→ **Aim of the exercise**
Quote the records in full and leave their pictures out.

→ **Exercise materials**
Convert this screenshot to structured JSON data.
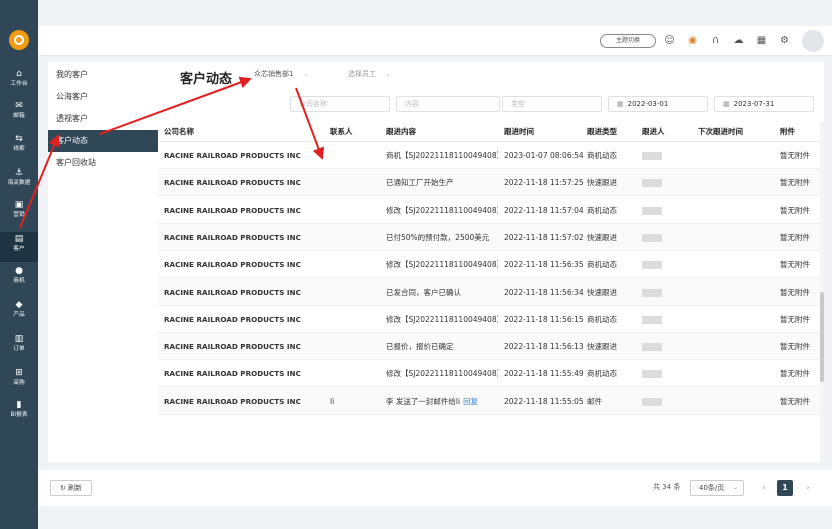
{
  "rail": {
    "items": [
      {
        "label": "工作台",
        "icon": "home-icon"
      },
      {
        "label": "邮箱",
        "icon": "mail-icon"
      },
      {
        "label": "线索",
        "icon": "clue-icon"
      },
      {
        "label": "海关数据",
        "icon": "anchor-icon"
      },
      {
        "label": "营销",
        "icon": "chat-icon"
      },
      {
        "label": "客户",
        "icon": "customer-icon",
        "active": true
      },
      {
        "label": "商机",
        "icon": "lightbulb-icon"
      },
      {
        "label": "产品",
        "icon": "cube-icon"
      },
      {
        "label": "订单",
        "icon": "order-icon"
      },
      {
        "label": "采购",
        "icon": "cart-icon"
      },
      {
        "label": "BI报表",
        "icon": "chart-icon"
      }
    ]
  },
  "header": {
    "theme_button": "主题切换",
    "icons": [
      "robot-icon",
      "brand-icon",
      "headset-icon",
      "cloud-icon",
      "calendar-icon",
      "gear-icon"
    ]
  },
  "subnav": {
    "items": [
      "我的客户",
      "公海客户",
      "透视客户",
      "客户动态",
      "客户回收站"
    ],
    "active_index": 3
  },
  "main": {
    "title": "客户动态",
    "dept_select": "众芯销售部1",
    "staff_select": "选择员工",
    "filters": {
      "company_placeholder": "公司名称",
      "content_placeholder": "内容",
      "type_placeholder": "类型",
      "start_date": "2022-03-01",
      "end_date": "2023-07-31"
    },
    "columns": [
      "公司名称",
      "联系人",
      "跟进内容",
      "跟进时间",
      "跟进类型",
      "跟进人",
      "下次跟进时间",
      "附件"
    ],
    "rows": [
      {
        "company": "RACINE RAILROAD PRODUCTS INC",
        "contact": "",
        "content": "商机【SJ20221118110049408】",
        "time": "2023-01-07 08:06:54",
        "type": "商机动态",
        "attach": "暂无附件"
      },
      {
        "company": "RACINE RAILROAD PRODUCTS INC",
        "contact": "",
        "content": "已通知工厂开始生产",
        "time": "2022-11-18 11:57:25",
        "type": "快速跟进",
        "attach": "暂无附件"
      },
      {
        "company": "RACINE RAILROAD PRODUCTS INC",
        "contact": "",
        "content": "修改【SJ20221118110049408】",
        "time": "2022-11-18 11:57:04",
        "type": "商机动态",
        "attach": "暂无附件"
      },
      {
        "company": "RACINE RAILROAD PRODUCTS INC",
        "contact": "",
        "content": "已付50%的预付款，2500美元",
        "time": "2022-11-18 11:57:02",
        "type": "快速跟进",
        "attach": "暂无附件"
      },
      {
        "company": "RACINE RAILROAD PRODUCTS INC",
        "contact": "",
        "content": "修改【SJ20221118110049408】",
        "time": "2022-11-18 11:56:35",
        "type": "商机动态",
        "attach": "暂无附件"
      },
      {
        "company": "RACINE RAILROAD PRODUCTS INC",
        "contact": "",
        "content": "已发合同，客户已确认",
        "time": "2022-11-18 11:56:34",
        "type": "快速跟进",
        "attach": "暂无附件"
      },
      {
        "company": "RACINE RAILROAD PRODUCTS INC",
        "contact": "",
        "content": "修改【SJ20221118110049408】",
        "time": "2022-11-18 11:56:15",
        "type": "商机动态",
        "attach": "暂无附件"
      },
      {
        "company": "RACINE RAILROAD PRODUCTS INC",
        "contact": "",
        "content": "已报价，报价已确定",
        "time": "2022-11-18 11:56:13",
        "type": "快速跟进",
        "attach": "暂无附件"
      },
      {
        "company": "RACINE RAILROAD PRODUCTS INC",
        "contact": "",
        "content": "修改【SJ20221118110049408】",
        "time": "2022-11-18 11:55:49",
        "type": "商机动态",
        "attach": "暂无附件"
      },
      {
        "company": "RACINE RAILROAD PRODUCTS INC",
        "contact": "li",
        "content": "李 发送了一封邮件给li",
        "content_link": "回复",
        "time": "2022-11-18 11:55:05",
        "type": "邮件",
        "attach": "暂无附件"
      }
    ]
  },
  "footer": {
    "refresh": "刷新",
    "total": "共 34 条",
    "page_size": "40条/页",
    "current_page": "1",
    "prev": "‹",
    "next": "›"
  },
  "colors": {
    "rail": "#2f4756",
    "accent": "#2f4756",
    "annotation": "#e02020"
  }
}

→ **Final result**
Convert this screenshot to structured JSON data.
{
  "rail": {
    "items": [
      {
        "label": "工作台",
        "icon": "home-icon"
      },
      {
        "label": "邮箱",
        "icon": "mail-icon"
      },
      {
        "label": "线索",
        "icon": "clue-icon"
      },
      {
        "label": "海关数据",
        "icon": "anchor-icon"
      },
      {
        "label": "营销",
        "icon": "chat-icon"
      },
      {
        "label": "客户",
        "icon": "customer-icon",
        "active": true
      },
      {
        "label": "商机",
        "icon": "lightbulb-icon"
      },
      {
        "label": "产品",
        "icon": "cube-icon"
      },
      {
        "label": "订单",
        "icon": "order-icon"
      },
      {
        "label": "采购",
        "icon": "cart-icon"
      },
      {
        "label": "BI报表",
        "icon": "chart-icon"
      }
    ]
  },
  "header": {
    "theme_button": "主题切换",
    "icons": [
      "robot-icon",
      "brand-icon",
      "headset-icon",
      "cloud-icon",
      "calendar-icon",
      "gear-icon"
    ]
  },
  "subnav": {
    "items": [
      "我的客户",
      "公海客户",
      "透视客户",
      "客户动态",
      "客户回收站"
    ],
    "active_index": 3
  },
  "main": {
    "title": "客户动态",
    "dept_select": "众芯销售部1",
    "staff_select": "选择员工",
    "filters": {
      "company_placeholder": "公司名称",
      "content_placeholder": "内容",
      "type_placeholder": "类型",
      "start_date": "2022-03-01",
      "end_date": "2023-07-31"
    },
    "columns": [
      "公司名称",
      "联系人",
      "跟进内容",
      "跟进时间",
      "跟进类型",
      "跟进人",
      "下次跟进时间",
      "附件"
    ],
    "rows": [
      {
        "company": "RACINE RAILROAD PRODUCTS INC",
        "contact": "",
        "content": "商机【SJ20221118110049408】",
        "time": "2023-01-07 08:06:54",
        "type": "商机动态",
        "attach": "暂无附件"
      },
      {
        "company": "RACINE RAILROAD PRODUCTS INC",
        "contact": "",
        "content": "已通知工厂开始生产",
        "time": "2022-11-18 11:57:25",
        "type": "快速跟进",
        "attach": "暂无附件"
      },
      {
        "company": "RACINE RAILROAD PRODUCTS INC",
        "contact": "",
        "content": "修改【SJ20221118110049408】",
        "time": "2022-11-18 11:57:04",
        "type": "商机动态",
        "attach": "暂无附件"
      },
      {
        "company": "RACINE RAILROAD PRODUCTS INC",
        "contact": "",
        "content": "已付50%的预付款，2500美元",
        "time": "2022-11-18 11:57:02",
        "type": "快速跟进",
        "attach": "暂无附件"
      },
      {
        "company": "RACINE RAILROAD PRODUCTS INC",
        "contact": "",
        "content": "修改【SJ20221118110049408】",
        "time": "2022-11-18 11:56:35",
        "type": "商机动态",
        "attach": "暂无附件"
      },
      {
        "company": "RACINE RAILROAD PRODUCTS INC",
        "contact": "",
        "content": "已发合同，客户已确认",
        "time": "2022-11-18 11:56:34",
        "type": "快速跟进",
        "attach": "暂无附件"
      },
      {
        "company": "RACINE RAILROAD PRODUCTS INC",
        "contact": "",
        "content": "修改【SJ20221118110049408】",
        "time": "2022-11-18 11:56:15",
        "type": "商机动态",
        "attach": "暂无附件"
      },
      {
        "company": "RACINE RAILROAD PRODUCTS INC",
        "contact": "",
        "content": "已报价，报价已确定",
        "time": "2022-11-18 11:56:13",
        "type": "快速跟进",
        "attach": "暂无附件"
      },
      {
        "company": "RACINE RAILROAD PRODUCTS INC",
        "contact": "",
        "content": "修改【SJ20221118110049408】",
        "time": "2022-11-18 11:55:49",
        "type": "商机动态",
        "attach": "暂无附件"
      },
      {
        "company": "RACINE RAILROAD PRODUCTS INC",
        "contact": "li",
        "content": "李 发送了一封邮件给li",
        "content_link": "回复",
        "time": "2022-11-18 11:55:05",
        "type": "邮件",
        "attach": "暂无附件"
      }
    ]
  },
  "footer": {
    "refresh": "刷新",
    "total": "共 34 条",
    "page_size": "40条/页",
    "current_page": "1",
    "prev": "‹",
    "next": "›"
  },
  "colors": {
    "rail": "#2f4756",
    "accent": "#2f4756",
    "annotation": "#e02020"
  }
}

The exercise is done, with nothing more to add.